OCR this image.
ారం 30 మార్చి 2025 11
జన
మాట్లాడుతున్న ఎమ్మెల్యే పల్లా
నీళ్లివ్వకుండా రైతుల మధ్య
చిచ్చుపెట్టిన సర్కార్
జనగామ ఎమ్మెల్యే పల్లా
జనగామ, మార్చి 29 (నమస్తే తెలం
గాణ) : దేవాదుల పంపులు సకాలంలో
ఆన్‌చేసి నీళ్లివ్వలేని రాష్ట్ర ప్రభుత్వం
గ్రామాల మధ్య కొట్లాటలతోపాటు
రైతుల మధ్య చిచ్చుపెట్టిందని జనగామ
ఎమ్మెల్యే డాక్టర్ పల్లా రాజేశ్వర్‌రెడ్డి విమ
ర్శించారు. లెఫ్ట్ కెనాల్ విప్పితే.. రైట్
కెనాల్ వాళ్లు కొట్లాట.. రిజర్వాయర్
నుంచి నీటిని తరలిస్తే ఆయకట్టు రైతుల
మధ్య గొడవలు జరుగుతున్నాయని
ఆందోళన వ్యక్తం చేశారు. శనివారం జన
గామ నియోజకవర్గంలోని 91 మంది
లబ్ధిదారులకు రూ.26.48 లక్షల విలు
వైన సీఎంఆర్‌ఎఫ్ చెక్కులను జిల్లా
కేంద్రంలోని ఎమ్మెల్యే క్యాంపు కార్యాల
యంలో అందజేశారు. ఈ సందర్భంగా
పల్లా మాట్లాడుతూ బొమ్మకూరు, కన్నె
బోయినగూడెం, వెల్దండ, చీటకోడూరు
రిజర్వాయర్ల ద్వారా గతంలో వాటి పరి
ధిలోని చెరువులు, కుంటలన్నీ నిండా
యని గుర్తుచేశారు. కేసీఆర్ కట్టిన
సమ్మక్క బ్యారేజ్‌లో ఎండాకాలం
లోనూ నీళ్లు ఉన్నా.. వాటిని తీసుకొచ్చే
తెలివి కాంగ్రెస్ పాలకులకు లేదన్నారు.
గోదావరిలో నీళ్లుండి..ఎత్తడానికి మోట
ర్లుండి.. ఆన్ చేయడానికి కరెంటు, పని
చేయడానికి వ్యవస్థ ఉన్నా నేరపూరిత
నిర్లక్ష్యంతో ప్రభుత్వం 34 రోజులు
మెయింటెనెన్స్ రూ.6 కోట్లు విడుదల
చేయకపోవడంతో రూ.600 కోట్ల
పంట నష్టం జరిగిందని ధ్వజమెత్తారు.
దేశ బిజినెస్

▬▬▬▬▬▬▬▬▬▬

## Problem description
Reproduce the listing in full. Keep it exactly as written.

## Correct answer
OCR this image.
ారం 30 మార్చి 2025 11
జన
మాట్లాడుతున్న ఎమ్మెల్యే పల్లా
నీళ్లివ్వకుండా రైతుల మధ్య
చిచ్చుపెట్టిన సర్కార్
జనగామ ఎమ్మెల్యే పల్లా
జనగామ, మార్చి 29 (నమస్తే తెలం
గాణ) : దేవాదుల పంపులు సకాలంలో
ఆన్‌చేసి నీళ్లివ్వలేని రాష్ట్ర ప్రభుత్వం
గ్రామాల మధ్య కొట్లాటలతోపాటు
రైతుల మధ్య చిచ్చుపెట్టిందని జనగామ
ఎమ్మెల్యే డాక్టర్ పల్లా రాజేశ్వర్‌రెడ్డి విమ
ర్శించారు. లెఫ్ట్ కెనాల్ విప్పితే.. రైట్
కెనాల్ వాళ్లు కొట్లాట.. రిజర్వాయర్
నుంచి నీటిని తరలిస్తే ఆయకట్టు రైతుల
మధ్య గొడవలు జరుగుతున్నాయని
ఆందోళన వ్యక్తం చేశారు. శనివారం జన
గామ నియోజకవర్గంలోని 91 మంది
లబ్ధిదారులకు రూ.26.48 లక్షల విలు
వైన సీఎంఆర్‌ఎఫ్ చెక్కులను జిల్లా
కేంద్రంలోని ఎమ్మెల్యే క్యాంపు కార్యాల
యంలో అందజేశారు. ఈ సందర్భంగా
పల్లా మాట్లాడుతూ బొమ్మకూరు, కన్నె
బోయినగూడెం, వెల్దండ, చీటకోడూరు
రిజర్వాయర్ల ద్వారా గతంలో వాటి పరి
ధిలోని చెరువులు, కుంటలన్నీ నిండా
యని గుర్తుచేశారు. కేసీఆర్ కట్టిన
సమ్మక్క బ్యారేజ్‌లో ఎండాకాలం
లోనూ నీళ్లు ఉన్నా.. వాటిని తీసుకొచ్చే
తెలివి కాంగ్రెస్ పాలకులకు లేదన్నారు.
గోదావరిలో నీళ్లుండి..ఎత్తడానికి మోట
ర్లుండి.. ఆన్ చేయడానికి కరెంటు, పని
చేయడానికి వ్యవస్థ ఉన్నా నేరపూరిత
నిర్లక్ష్యంతో ప్రభుత్వం 34 రోజులు
మెయింటెనెన్స్ రూ.6 కోట్లు విడుదల
చేయకపోవడంతో రూ.600 కోట్ల
పంట నష్టం జరిగిందని ధ్వజమెత్తారు.
దేశ బిజినెస్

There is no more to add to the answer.